## begin DATASET ENTRIES

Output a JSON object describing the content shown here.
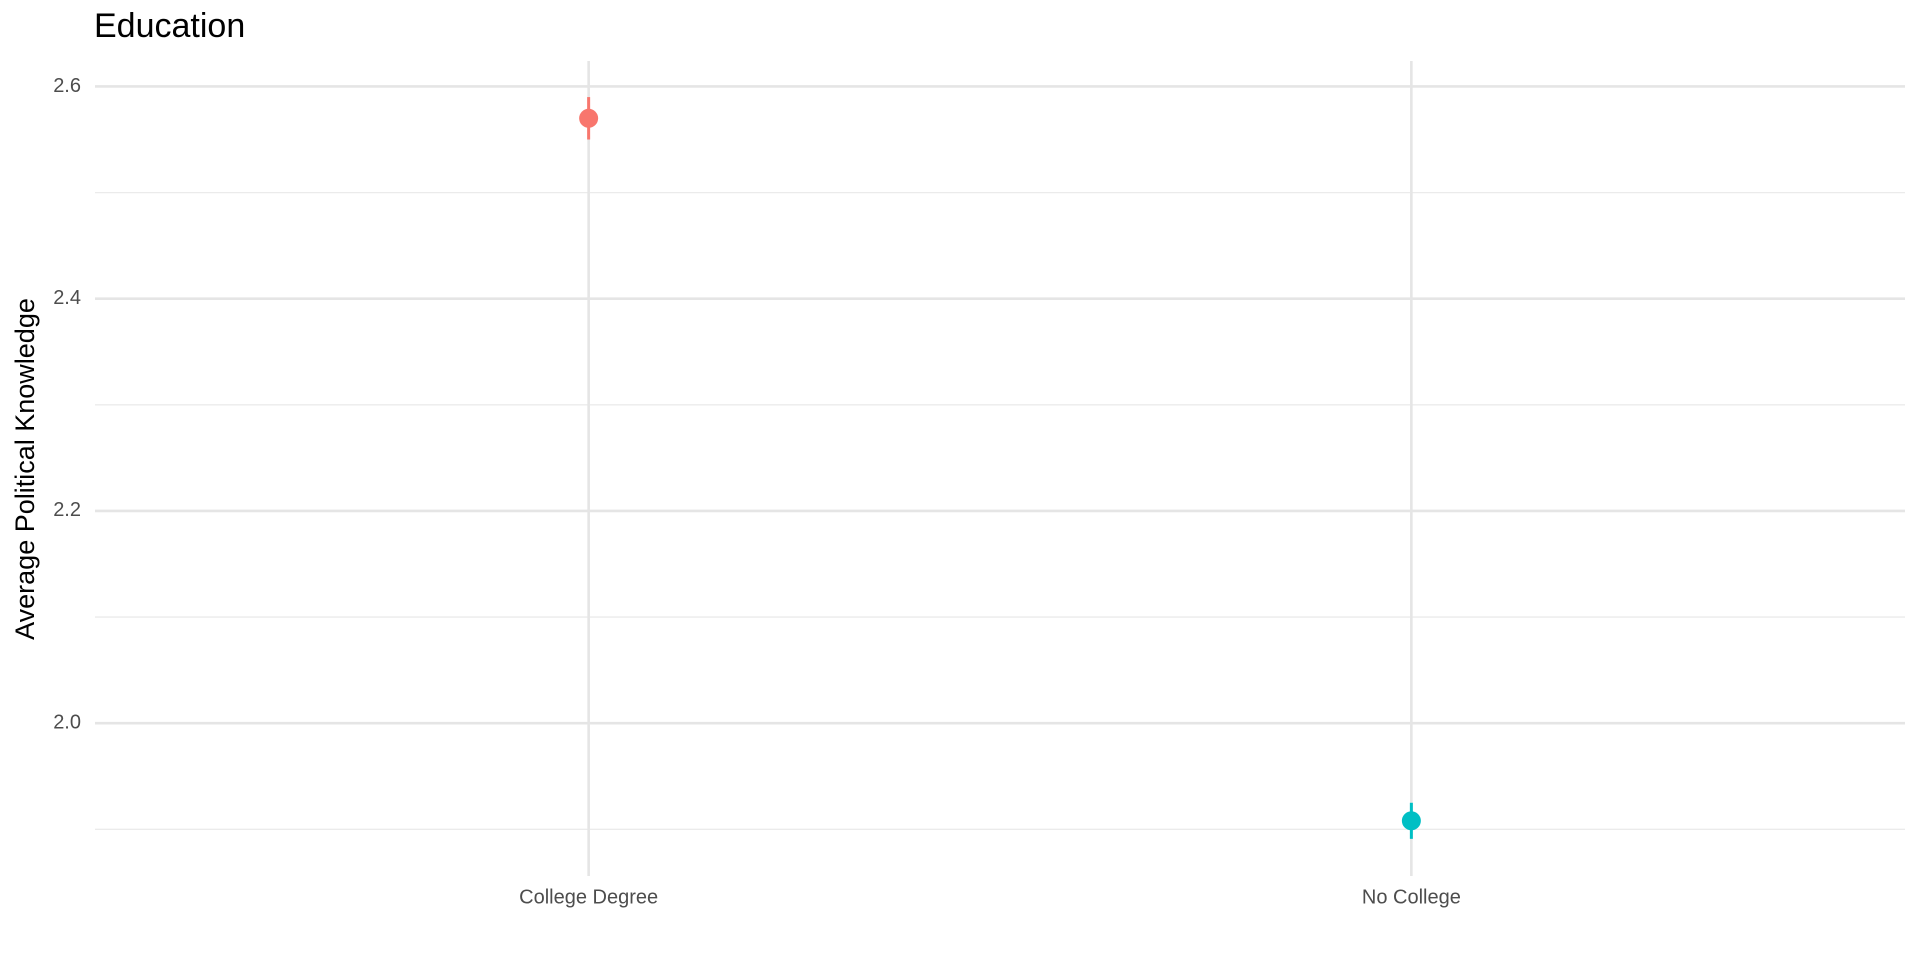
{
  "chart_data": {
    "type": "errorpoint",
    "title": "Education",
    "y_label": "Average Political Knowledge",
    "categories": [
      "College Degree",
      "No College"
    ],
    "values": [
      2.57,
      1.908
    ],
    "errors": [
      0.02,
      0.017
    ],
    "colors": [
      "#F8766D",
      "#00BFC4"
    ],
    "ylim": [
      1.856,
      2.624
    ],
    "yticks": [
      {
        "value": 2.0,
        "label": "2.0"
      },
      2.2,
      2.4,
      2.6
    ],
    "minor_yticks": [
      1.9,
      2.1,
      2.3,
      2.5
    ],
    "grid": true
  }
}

## end DATASET ENTRIES
## begin DATASET ENTRIES

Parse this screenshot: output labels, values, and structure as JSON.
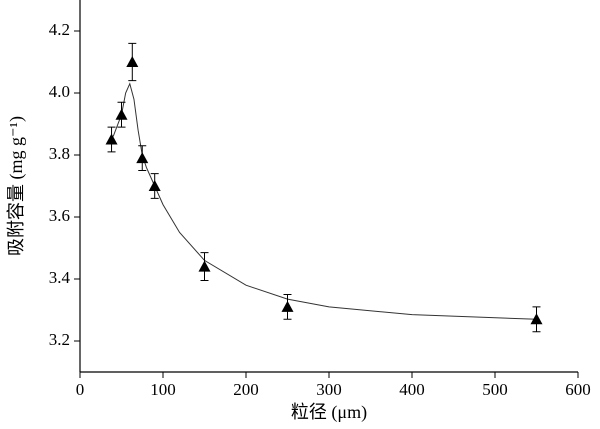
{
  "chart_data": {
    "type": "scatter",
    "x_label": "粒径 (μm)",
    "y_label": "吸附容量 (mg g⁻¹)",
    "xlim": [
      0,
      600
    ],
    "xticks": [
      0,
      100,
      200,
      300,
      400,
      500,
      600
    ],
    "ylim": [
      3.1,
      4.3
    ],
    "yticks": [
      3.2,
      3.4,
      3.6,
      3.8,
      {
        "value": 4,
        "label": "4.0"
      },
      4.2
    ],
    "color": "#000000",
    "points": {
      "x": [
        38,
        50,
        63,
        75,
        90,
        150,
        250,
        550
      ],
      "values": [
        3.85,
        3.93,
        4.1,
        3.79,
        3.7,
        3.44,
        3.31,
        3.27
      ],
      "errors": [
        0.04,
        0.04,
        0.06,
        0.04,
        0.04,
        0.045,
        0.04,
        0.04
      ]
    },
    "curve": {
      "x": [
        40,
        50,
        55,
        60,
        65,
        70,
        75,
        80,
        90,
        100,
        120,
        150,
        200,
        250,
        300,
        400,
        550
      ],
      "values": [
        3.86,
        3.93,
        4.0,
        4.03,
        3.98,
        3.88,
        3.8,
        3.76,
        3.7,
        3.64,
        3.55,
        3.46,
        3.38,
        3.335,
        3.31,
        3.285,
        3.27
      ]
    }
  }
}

## end DATASET ENTRIES
## begin DATASET ENTRIES

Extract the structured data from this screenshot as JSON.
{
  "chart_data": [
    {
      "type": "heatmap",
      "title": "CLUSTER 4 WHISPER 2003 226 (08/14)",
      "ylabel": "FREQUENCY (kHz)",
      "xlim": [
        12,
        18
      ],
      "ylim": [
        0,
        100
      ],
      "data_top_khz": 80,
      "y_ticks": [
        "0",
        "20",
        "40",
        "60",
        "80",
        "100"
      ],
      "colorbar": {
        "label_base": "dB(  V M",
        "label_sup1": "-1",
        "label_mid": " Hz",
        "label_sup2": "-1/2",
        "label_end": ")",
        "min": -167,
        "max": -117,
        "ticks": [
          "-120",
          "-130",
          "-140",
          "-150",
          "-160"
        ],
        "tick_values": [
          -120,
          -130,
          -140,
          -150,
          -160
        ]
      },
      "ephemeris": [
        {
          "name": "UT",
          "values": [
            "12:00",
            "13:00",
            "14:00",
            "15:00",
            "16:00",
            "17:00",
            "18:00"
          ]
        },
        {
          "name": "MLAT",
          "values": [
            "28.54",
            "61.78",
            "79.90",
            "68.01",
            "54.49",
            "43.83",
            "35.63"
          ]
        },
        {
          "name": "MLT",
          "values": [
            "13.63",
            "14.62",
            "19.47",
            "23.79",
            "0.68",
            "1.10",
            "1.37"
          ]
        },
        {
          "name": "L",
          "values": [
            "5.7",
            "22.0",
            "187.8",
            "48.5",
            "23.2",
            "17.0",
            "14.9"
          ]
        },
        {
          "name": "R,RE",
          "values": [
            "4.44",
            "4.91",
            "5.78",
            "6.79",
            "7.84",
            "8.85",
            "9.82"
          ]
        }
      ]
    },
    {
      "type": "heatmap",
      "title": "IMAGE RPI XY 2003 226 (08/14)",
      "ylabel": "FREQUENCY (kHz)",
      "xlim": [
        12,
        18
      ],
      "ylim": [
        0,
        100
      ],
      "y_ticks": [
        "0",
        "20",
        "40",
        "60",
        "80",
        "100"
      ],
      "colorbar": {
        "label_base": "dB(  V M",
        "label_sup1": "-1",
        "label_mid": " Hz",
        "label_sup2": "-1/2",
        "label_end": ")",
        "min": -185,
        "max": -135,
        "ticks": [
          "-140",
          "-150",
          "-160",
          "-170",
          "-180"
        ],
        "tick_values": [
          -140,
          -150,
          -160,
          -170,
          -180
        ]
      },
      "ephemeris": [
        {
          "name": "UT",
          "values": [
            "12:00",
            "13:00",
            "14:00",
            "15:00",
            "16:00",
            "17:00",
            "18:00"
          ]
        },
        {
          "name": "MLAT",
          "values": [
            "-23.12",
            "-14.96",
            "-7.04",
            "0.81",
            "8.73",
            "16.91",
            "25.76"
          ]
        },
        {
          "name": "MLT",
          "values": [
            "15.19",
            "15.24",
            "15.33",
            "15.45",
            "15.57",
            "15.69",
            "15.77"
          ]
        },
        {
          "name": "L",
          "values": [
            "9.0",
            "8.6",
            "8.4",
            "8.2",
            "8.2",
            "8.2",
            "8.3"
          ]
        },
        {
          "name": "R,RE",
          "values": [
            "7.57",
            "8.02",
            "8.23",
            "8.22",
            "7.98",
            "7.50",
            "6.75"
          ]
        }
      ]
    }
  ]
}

## end DATASET ENTRIES

◆ EXERCISE GOAL
Filter the listing above for the string "JSON" and copy every matching line.

◆ FULL SOLUTION
Output a JSON object describing the content shown here.
Parse this screenshot: output labels, values, and structure as JSON.
Extract the structured data from this screenshot as JSON.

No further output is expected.